▶ _Aim_: In the copy, include every entry exactly but none of the pictures.
── Material shown
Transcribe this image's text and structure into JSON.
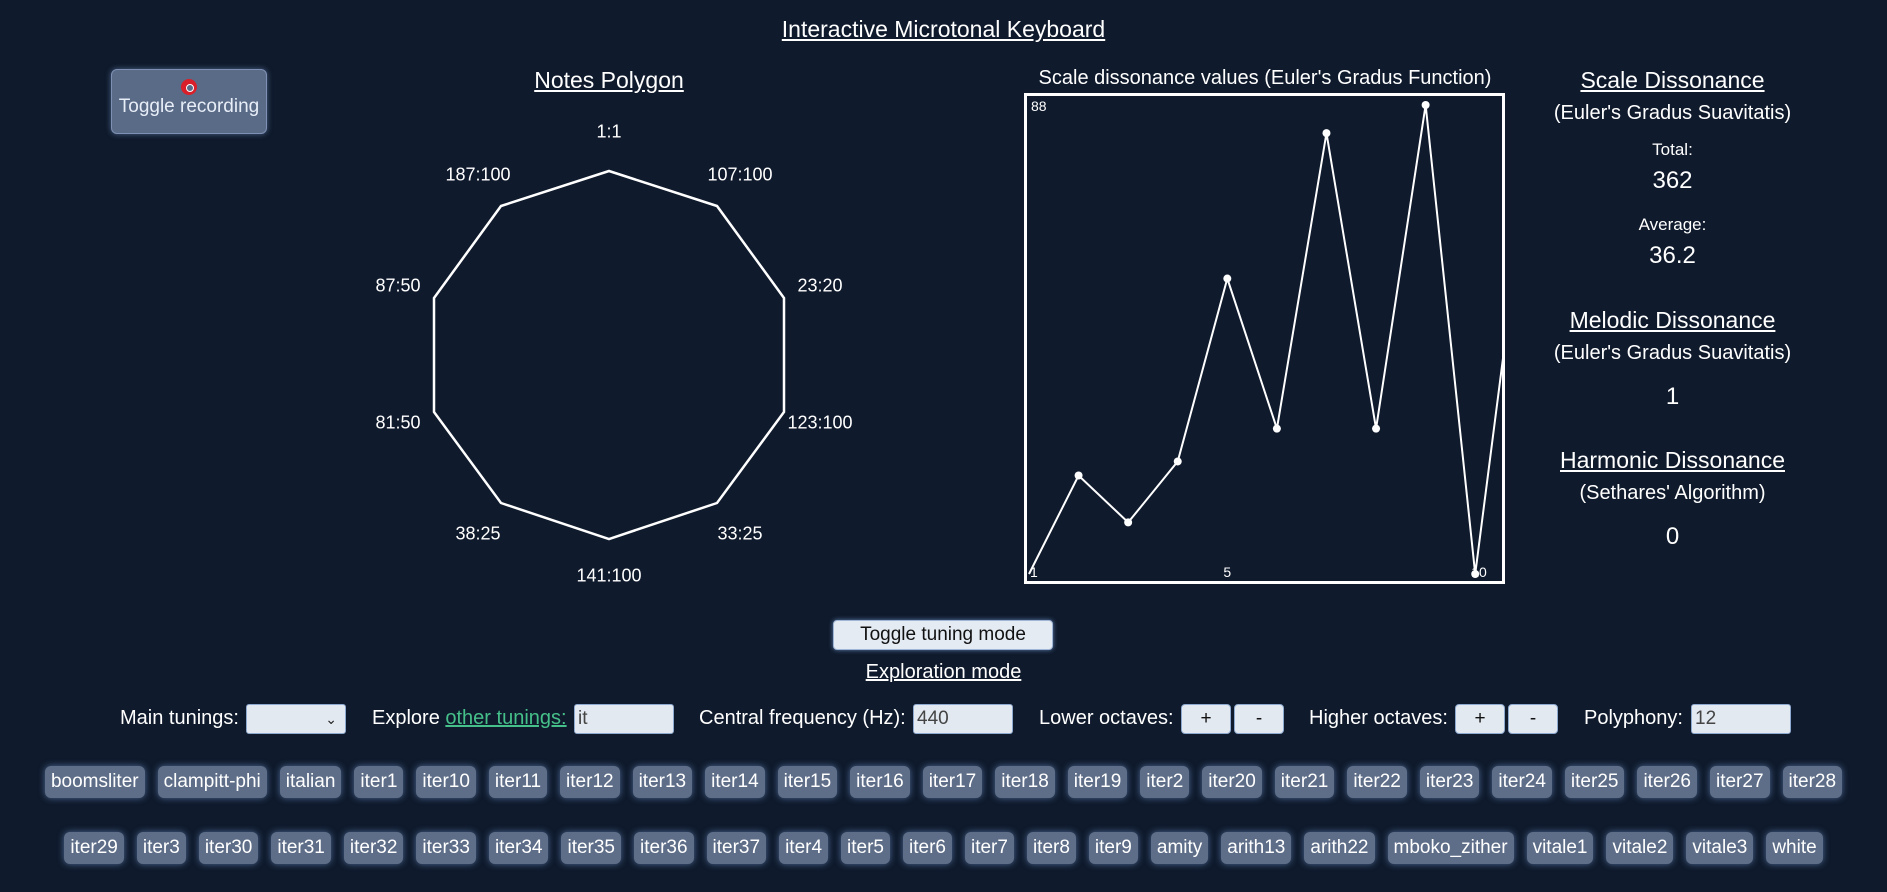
{
  "page_title": "Interactive Microtonal Keyboard",
  "record_button": {
    "label": "Toggle recording",
    "icon": "record-icon"
  },
  "polygon": {
    "title": "Notes Polygon",
    "labels": [
      "1:1",
      "107:100",
      "23:20",
      "123:100",
      "33:25",
      "141:100",
      "38:25",
      "81:50",
      "87:50",
      "187:100"
    ]
  },
  "chart_data": {
    "type": "line",
    "title": "Scale dissonance values (Euler's Gradus Function)",
    "x": [
      1,
      2,
      3,
      4,
      5,
      6,
      7,
      8,
      9,
      10,
      11
    ],
    "values": [
      0,
      21,
      11,
      24,
      63,
      31,
      94,
      31,
      100,
      0,
      46
    ],
    "ylim": [
      0,
      100
    ],
    "y_top_label": "88",
    "x_tick_labels": [
      "1",
      "5",
      "10"
    ],
    "line_color": "#ffffff"
  },
  "scale_dissonance": {
    "heading": "Scale Dissonance",
    "subtitle": "(Euler's Gradus Suavitatis)",
    "total_label": "Total:",
    "total_value": "362",
    "average_label": "Average:",
    "average_value": "36.2"
  },
  "melodic_dissonance": {
    "heading": "Melodic Dissonance",
    "subtitle": "(Euler's Gradus Suavitatis)",
    "value": "1"
  },
  "harmonic_dissonance": {
    "heading": "Harmonic Dissonance",
    "subtitle": "(Sethares' Algorithm)",
    "value": "0"
  },
  "tuning_mode_button": "Toggle tuning mode",
  "mode_label": "Exploration mode",
  "controls": {
    "main_tunings_label": "Main tunings:",
    "main_tunings_value": "",
    "explore_label": "Explore",
    "explore_link": "other tunings:",
    "explore_value": "it",
    "central_freq_label": "Central frequency (Hz):",
    "central_freq_value": "440",
    "lower_octaves_label": "Lower octaves:",
    "higher_octaves_label": "Higher octaves:",
    "plus": "+",
    "minus": "-",
    "polyphony_label": "Polyphony:",
    "polyphony_value": "12"
  },
  "tunings_row1": [
    "boomsliter",
    "clampitt-phi",
    "italian",
    "iter1",
    "iter10",
    "iter11",
    "iter12",
    "iter13",
    "iter14",
    "iter15",
    "iter16",
    "iter17",
    "iter18",
    "iter19",
    "iter2",
    "iter20",
    "iter21",
    "iter22",
    "iter23",
    "iter24",
    "iter25",
    "iter26",
    "iter27",
    "iter28"
  ],
  "tunings_row2": [
    "iter29",
    "iter3",
    "iter30",
    "iter31",
    "iter32",
    "iter33",
    "iter34",
    "iter35",
    "iter36",
    "iter37",
    "iter4",
    "iter5",
    "iter6",
    "iter7",
    "iter8",
    "iter9",
    "amity",
    "arith13",
    "arith22",
    "mboko_zither",
    "vitale1",
    "vitale2",
    "vitale3",
    "white"
  ]
}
────
▶ _Answer below_:
Transcribe this image's text and structure into JSON.
{
  "page_title": "Interactive Microtonal Keyboard",
  "record_button": {
    "label": "Toggle recording",
    "icon": "record-icon"
  },
  "polygon": {
    "title": "Notes Polygon",
    "labels": [
      "1:1",
      "107:100",
      "23:20",
      "123:100",
      "33:25",
      "141:100",
      "38:25",
      "81:50",
      "87:50",
      "187:100"
    ]
  },
  "chart_data": {
    "type": "line",
    "title": "Scale dissonance values (Euler's Gradus Function)",
    "x": [
      1,
      2,
      3,
      4,
      5,
      6,
      7,
      8,
      9,
      10,
      11
    ],
    "values": [
      0,
      21,
      11,
      24,
      63,
      31,
      94,
      31,
      100,
      0,
      46
    ],
    "ylim": [
      0,
      100
    ],
    "y_top_label": "88",
    "x_tick_labels": [
      "1",
      "5",
      "10"
    ],
    "line_color": "#ffffff"
  },
  "scale_dissonance": {
    "heading": "Scale Dissonance",
    "subtitle": "(Euler's Gradus Suavitatis)",
    "total_label": "Total:",
    "total_value": "362",
    "average_label": "Average:",
    "average_value": "36.2"
  },
  "melodic_dissonance": {
    "heading": "Melodic Dissonance",
    "subtitle": "(Euler's Gradus Suavitatis)",
    "value": "1"
  },
  "harmonic_dissonance": {
    "heading": "Harmonic Dissonance",
    "subtitle": "(Sethares' Algorithm)",
    "value": "0"
  },
  "tuning_mode_button": "Toggle tuning mode",
  "mode_label": "Exploration mode",
  "controls": {
    "main_tunings_label": "Main tunings:",
    "main_tunings_value": "",
    "explore_label": "Explore",
    "explore_link": "other tunings:",
    "explore_value": "it",
    "central_freq_label": "Central frequency (Hz):",
    "central_freq_value": "440",
    "lower_octaves_label": "Lower octaves:",
    "higher_octaves_label": "Higher octaves:",
    "plus": "+",
    "minus": "-",
    "polyphony_label": "Polyphony:",
    "polyphony_value": "12"
  },
  "tunings_row1": [
    "boomsliter",
    "clampitt-phi",
    "italian",
    "iter1",
    "iter10",
    "iter11",
    "iter12",
    "iter13",
    "iter14",
    "iter15",
    "iter16",
    "iter17",
    "iter18",
    "iter19",
    "iter2",
    "iter20",
    "iter21",
    "iter22",
    "iter23",
    "iter24",
    "iter25",
    "iter26",
    "iter27",
    "iter28"
  ],
  "tunings_row2": [
    "iter29",
    "iter3",
    "iter30",
    "iter31",
    "iter32",
    "iter33",
    "iter34",
    "iter35",
    "iter36",
    "iter37",
    "iter4",
    "iter5",
    "iter6",
    "iter7",
    "iter8",
    "iter9",
    "amity",
    "arith13",
    "arith22",
    "mboko_zither",
    "vitale1",
    "vitale2",
    "vitale3",
    "white"
  ]
}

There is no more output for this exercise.